Can you copy every line of the items below word for word, leaving the pictures out of your copy?

>> Start Material for this task

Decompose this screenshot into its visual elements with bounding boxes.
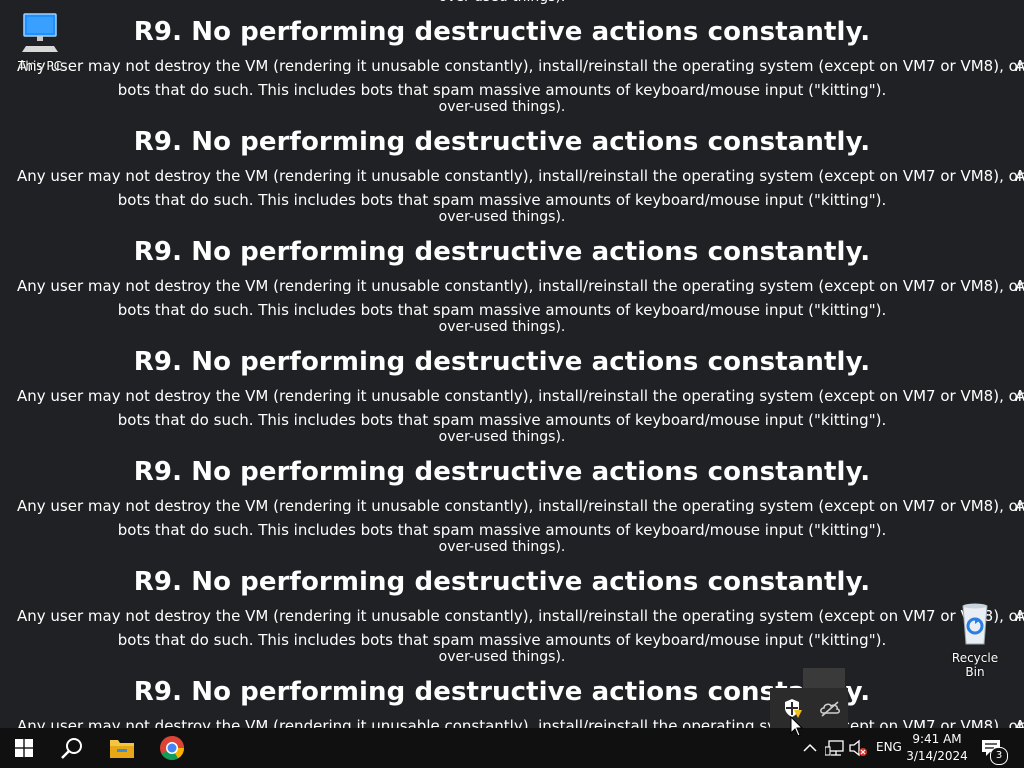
rule-tail-text: over-used things). (438, 429, 566, 445)
rule-line-1-overflow: A (1015, 497, 1024, 515)
chrome-button[interactable] (148, 728, 196, 768)
rule-line-2: bots that do such. This includes bots th… (117, 631, 887, 649)
rule-line-1-overflow: A (1015, 167, 1024, 185)
rule-line-1-overflow: A (1015, 717, 1024, 728)
rule-title: R9. No performing destructive actions co… (133, 677, 871, 707)
mouse-cursor (790, 715, 804, 742)
rule-line-2: bots that do such. This includes bots th… (117, 191, 887, 209)
recycle-bin-icon (962, 603, 988, 645)
rule-block: over-used things). R9. No performing des… (0, 649, 1024, 728)
rule-line-1: Any user may not destroy the VM (renderi… (17, 277, 1024, 295)
this-pc-shortcut[interactable]: This PC (12, 10, 68, 73)
rule-title: R9. No performing destructive actions co… (133, 17, 871, 47)
rule-title: R9. No performing destructive actions co… (133, 127, 871, 157)
notification-count-badge: 3 (990, 747, 1008, 765)
rule-title: R9. No performing destructive actions co… (133, 347, 871, 377)
rule-block: over-used things). R9. No performing des… (0, 209, 1024, 330)
rule-line-1: Any user may not destroy the VM (renderi… (17, 57, 1024, 75)
rule-block: over-used things). R9. No performing des… (0, 99, 1024, 220)
rule-line-1: Any user may not destroy the VM (renderi… (17, 607, 1024, 625)
monitor-icon (22, 13, 58, 52)
rule-tail-text: over-used things). (0, 0, 1004, 5)
rule-line-1: Any user may not destroy the VM (renderi… (17, 167, 1024, 185)
rule-tail-text: over-used things). (438, 209, 566, 225)
volume-muted-icon (849, 739, 867, 757)
rule-line-2: bots that do such. This includes bots th… (117, 411, 887, 429)
search-icon (61, 738, 82, 759)
clock-date: 3/14/2024 (906, 749, 968, 763)
action-center-button[interactable]: 3 (980, 738, 1008, 765)
rule-tail-text: over-used things). (438, 649, 566, 665)
rule-line-2: bots that do such. This includes bots th… (117, 81, 887, 99)
rule-block: over-used things). R9. No performing des… (0, 0, 1024, 110)
rule-line-1: Any user may not destroy the VM (renderi… (17, 497, 1024, 515)
rule-block: over-used things). R9. No performing des… (0, 539, 1024, 660)
rule-block: over-used things). R9. No performing des… (0, 319, 1024, 440)
rule-line-1-overflow: A (1015, 57, 1024, 75)
this-pc-label: This PC (18, 59, 62, 73)
rule-block: over-used things). R9. No performing des… (0, 429, 1024, 550)
windows-logo-icon (15, 739, 33, 757)
hidden-icons-popup (770, 688, 848, 728)
rule-line-2: bots that do such. This includes bots th… (117, 521, 887, 539)
rule-title: R9. No performing destructive actions co… (133, 567, 871, 597)
show-hidden-icons-button[interactable] (802, 740, 818, 760)
rule-title: R9. No performing destructive actions co… (133, 457, 871, 487)
onedrive-offline-icon[interactable] (818, 696, 842, 720)
rule-tail-text: over-used things). (438, 539, 566, 555)
rule-line-1: Any user may not destroy the VM (renderi… (17, 387, 1024, 405)
rule-line-1-overflow: A (1015, 277, 1024, 295)
start-button[interactable] (0, 728, 48, 768)
search-button[interactable] (48, 728, 96, 768)
file-explorer-button[interactable] (98, 728, 146, 768)
chrome-icon (160, 736, 184, 761)
file-explorer-icon (110, 740, 134, 758)
arrow-cursor-icon (790, 715, 804, 737)
rule-line-1-overflow: A (1015, 607, 1024, 625)
chevron-up-icon (803, 743, 817, 752)
clock[interactable]: 9:41 AM 3/14/2024 (902, 731, 972, 765)
rule-line-2: bots that do such. This includes bots th… (117, 301, 887, 319)
volume-button[interactable] (848, 739, 868, 761)
rule-title: R9. No performing destructive actions co… (133, 237, 871, 267)
rule-line-1: Any user may not destroy the VM (renderi… (17, 717, 1024, 728)
clock-time: 9:41 AM (912, 732, 962, 746)
network-icon (824, 740, 844, 756)
language-indicator[interactable]: ENG (876, 740, 902, 754)
rule-tail-text: over-used things). (438, 319, 566, 335)
network-button[interactable] (824, 739, 845, 761)
recycle-bin-label: Recycle Bin (951, 651, 999, 679)
taskbar: ENG 9:41 AM 3/14/2024 3 (0, 728, 1024, 768)
rule-line-1-overflow: A (1015, 387, 1024, 405)
tray-tooltip (803, 668, 845, 688)
desktop-wallpaper: over-used things). R9. No performing des… (0, 0, 1024, 728)
recycle-bin-shortcut[interactable]: Recycle Bin (942, 602, 1008, 679)
rule-tail-text: over-used things). (438, 99, 566, 115)
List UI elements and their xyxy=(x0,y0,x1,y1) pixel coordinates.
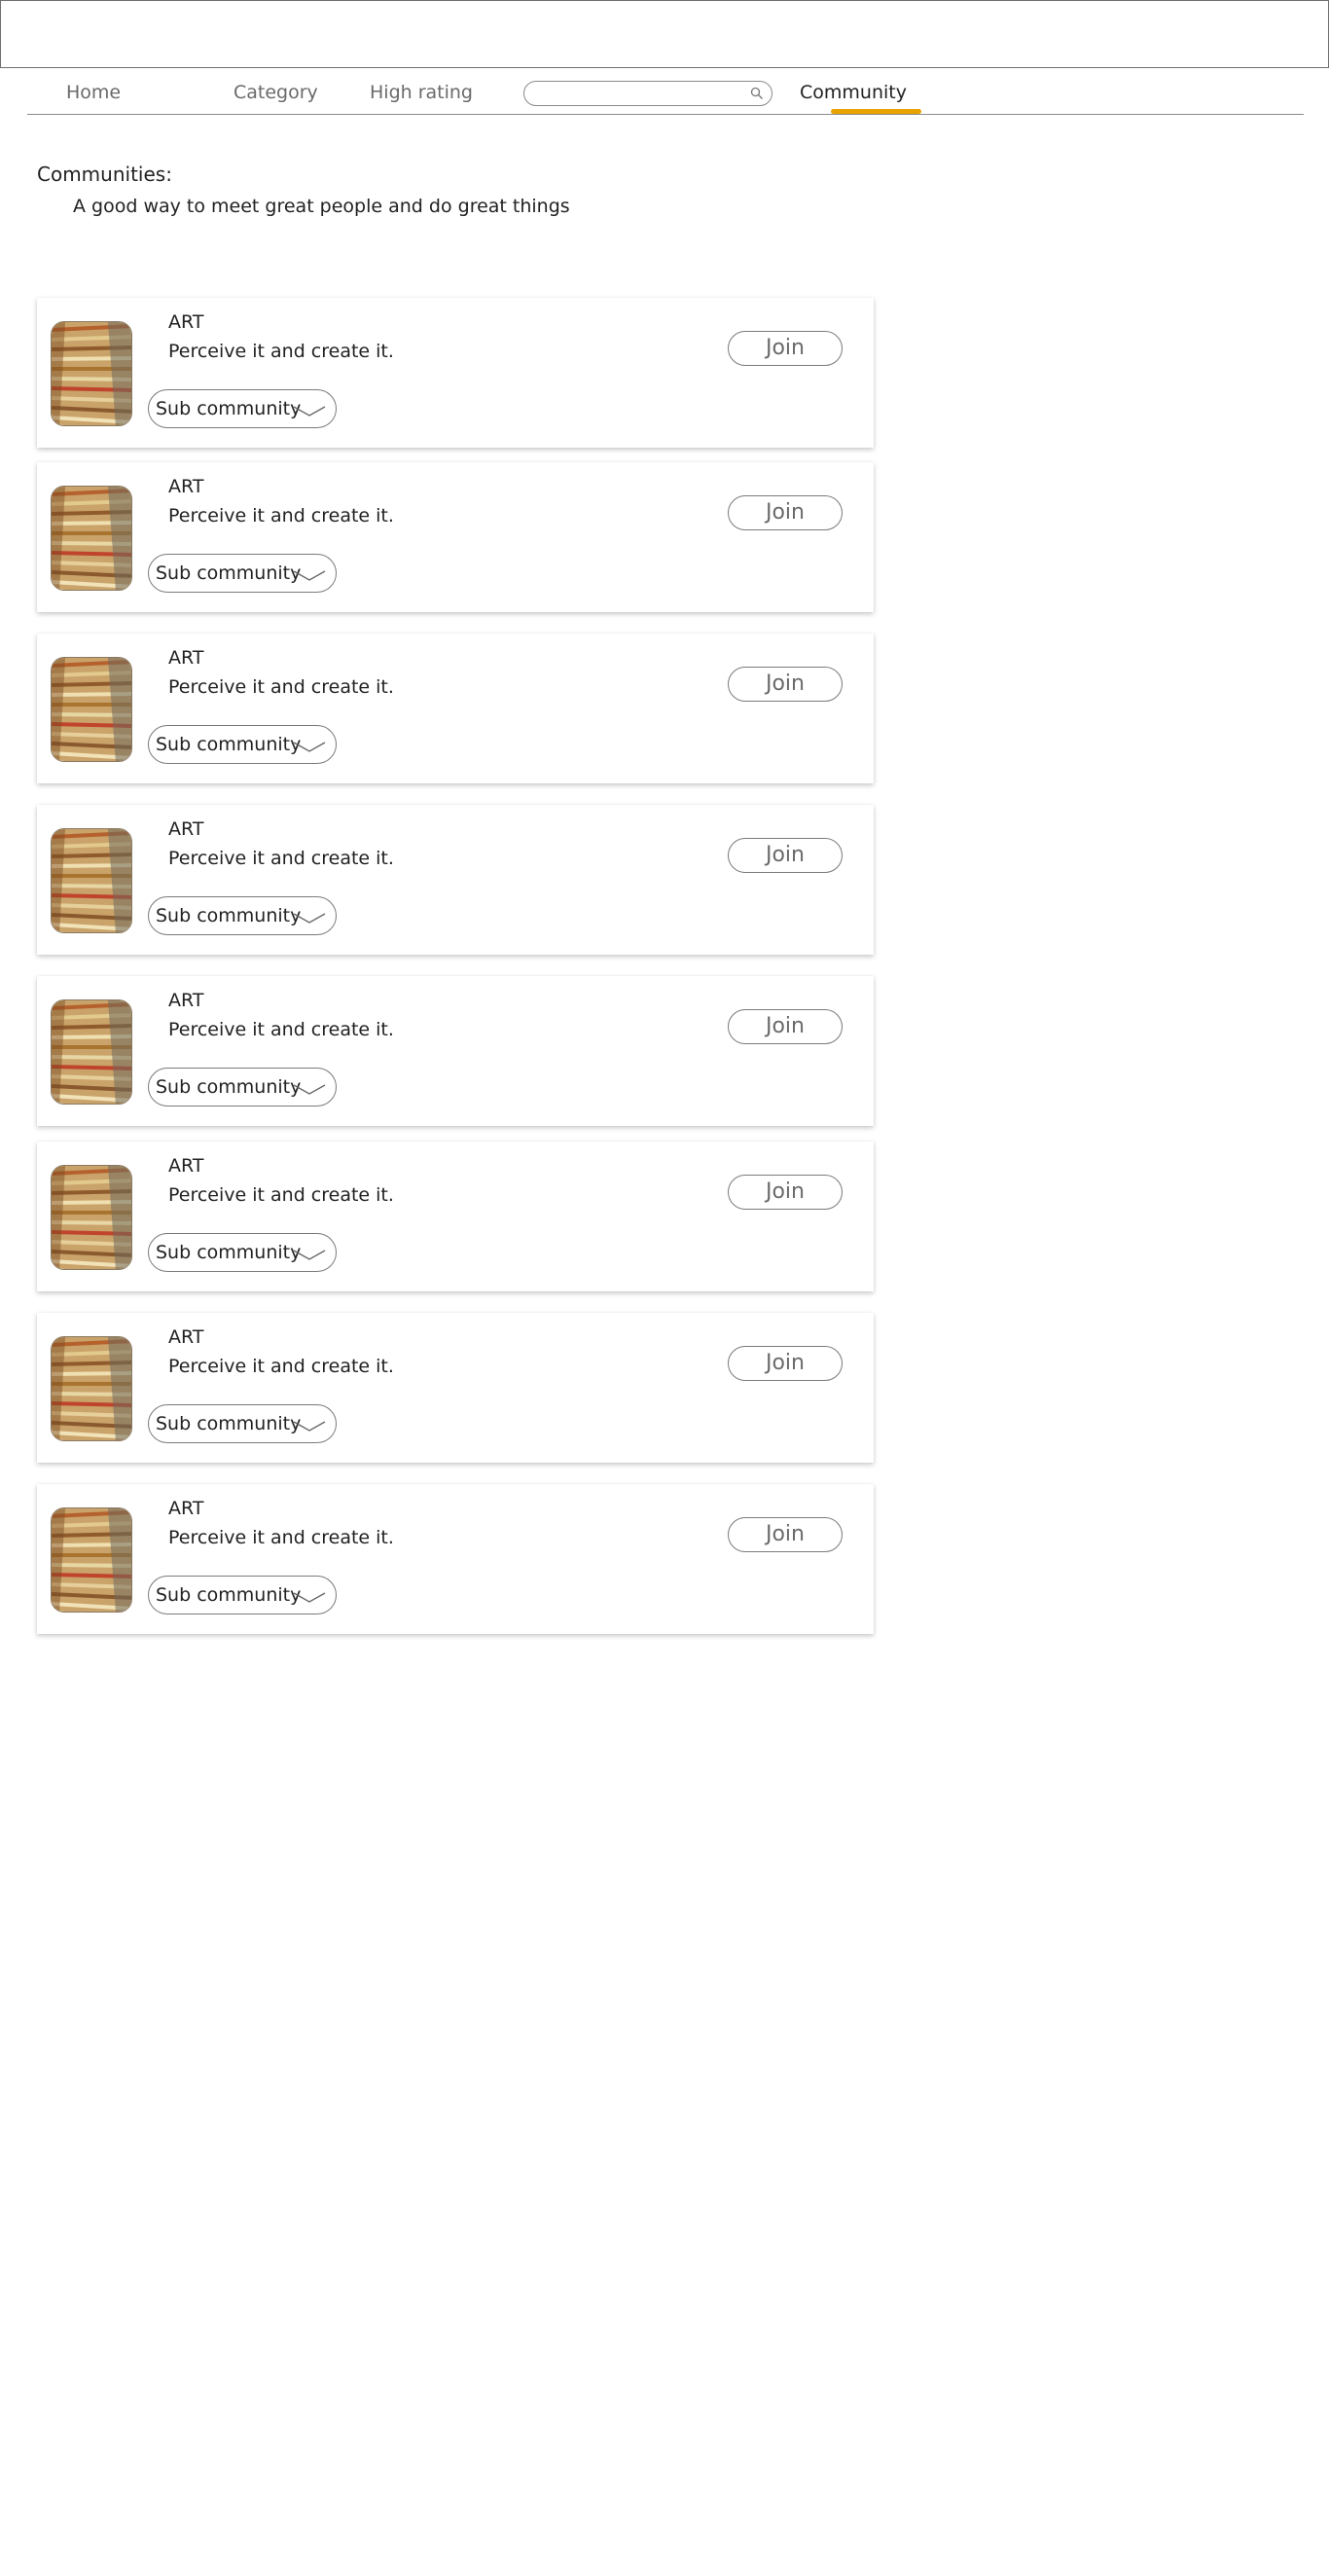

>> End Material for this task

- **Correct output**
Decompose this screenshot into its visual elements with bounding boxes.
rule-tail-text: over-used things). (438, 429, 566, 445)
rule-line-1-overflow: A (1015, 497, 1024, 515)
chrome-button[interactable] (148, 728, 196, 768)
rule-line-2: bots that do such. This includes bots th… (117, 631, 887, 649)
rule-line-1-overflow: A (1015, 167, 1024, 185)
rule-line-1-overflow: A (1015, 717, 1024, 728)
rule-title: R9. No performing destructive actions co… (133, 677, 871, 707)
mouse-cursor (790, 715, 804, 742)
rule-line-2: bots that do such. This includes bots th… (117, 191, 887, 209)
recycle-bin-icon (962, 603, 988, 645)
rule-block: over-used things). R9. No performing des… (0, 649, 1024, 728)
rule-line-1: Any user may not destroy the VM (renderi… (17, 277, 1024, 295)
this-pc-shortcut[interactable]: This PC (12, 10, 68, 73)
rule-title: R9. No performing destructive actions co… (133, 17, 871, 47)
rule-title: R9. No performing destructive actions co… (133, 127, 871, 157)
notification-count-badge: 3 (990, 747, 1008, 765)
rule-title: R9. No performing destructive actions co… (133, 347, 871, 377)
rule-block: over-used things). R9. No performing des… (0, 209, 1024, 330)
rule-line-1: Any user may not destroy the VM (renderi… (17, 57, 1024, 75)
rule-block: over-used things). R9. No performing des… (0, 99, 1024, 220)
rule-line-1: Any user may not destroy the VM (renderi… (17, 607, 1024, 625)
monitor-icon (22, 13, 58, 52)
rule-tail-text: over-used things). (0, 0, 1004, 5)
rule-line-1: Any user may not destroy the VM (renderi… (17, 167, 1024, 185)
rule-tail-text: over-used things). (438, 209, 566, 225)
volume-muted-icon (849, 739, 867, 757)
rule-line-2: bots that do such. This includes bots th… (117, 411, 887, 429)
search-icon (61, 738, 82, 759)
clock-date: 3/14/2024 (906, 749, 968, 763)
action-center-button[interactable]: 3 (980, 738, 1008, 765)
rule-tail-text: over-used things). (438, 649, 566, 665)
rule-line-2: bots that do such. This includes bots th… (117, 81, 887, 99)
rule-block: over-used things). R9. No performing des… (0, 0, 1024, 110)
rule-line-1: Any user may not destroy the VM (renderi… (17, 497, 1024, 515)
rule-block: over-used things). R9. No performing des… (0, 539, 1024, 660)
rule-block: over-used things). R9. No performing des… (0, 319, 1024, 440)
rule-line-1-overflow: A (1015, 57, 1024, 75)
this-pc-label: This PC (18, 59, 62, 73)
rule-block: over-used things). R9. No performing des… (0, 429, 1024, 550)
windows-logo-icon (15, 739, 33, 757)
hidden-icons-popup (770, 688, 848, 728)
rule-line-2: bots that do such. This includes bots th… (117, 521, 887, 539)
rule-title: R9. No performing destructive actions co… (133, 567, 871, 597)
show-hidden-icons-button[interactable] (802, 740, 818, 760)
rule-title: R9. No performing destructive actions co… (133, 457, 871, 487)
onedrive-offline-icon[interactable] (818, 696, 842, 720)
rule-tail-text: over-used things). (438, 539, 566, 555)
rule-line-1: Any user may not destroy the VM (renderi… (17, 387, 1024, 405)
rule-line-1-overflow: A (1015, 277, 1024, 295)
start-button[interactable] (0, 728, 48, 768)
search-button[interactable] (48, 728, 96, 768)
file-explorer-button[interactable] (98, 728, 146, 768)
chrome-icon (160, 736, 184, 761)
file-explorer-icon (110, 740, 134, 758)
arrow-cursor-icon (790, 715, 804, 737)
rule-line-1-overflow: A (1015, 607, 1024, 625)
chevron-up-icon (803, 743, 817, 752)
clock[interactable]: 9:41 AM 3/14/2024 (902, 731, 972, 765)
rule-line-2: bots that do such. This includes bots th… (117, 301, 887, 319)
volume-button[interactable] (848, 739, 868, 761)
rule-title: R9. No performing destructive actions co… (133, 237, 871, 267)
rule-line-1: Any user may not destroy the VM (renderi… (17, 717, 1024, 728)
clock-time: 9:41 AM (912, 732, 962, 746)
network-icon (824, 740, 844, 756)
language-indicator[interactable]: ENG (876, 740, 902, 754)
rule-tail-text: over-used things). (438, 319, 566, 335)
network-button[interactable] (824, 739, 845, 761)
recycle-bin-label: Recycle Bin (951, 651, 999, 679)
taskbar: ENG 9:41 AM 3/14/2024 3 (0, 728, 1024, 768)
rule-line-1-overflow: A (1015, 387, 1024, 405)
tray-tooltip (803, 668, 845, 688)
desktop-wallpaper: over-used things). R9. No performing des… (0, 0, 1024, 728)
recycle-bin-shortcut[interactable]: Recycle Bin (942, 602, 1008, 679)
rule-tail-text: over-used things). (438, 99, 566, 115)
List UI elements and their xyxy=(x0,y0,x1,y1) pixel coordinates.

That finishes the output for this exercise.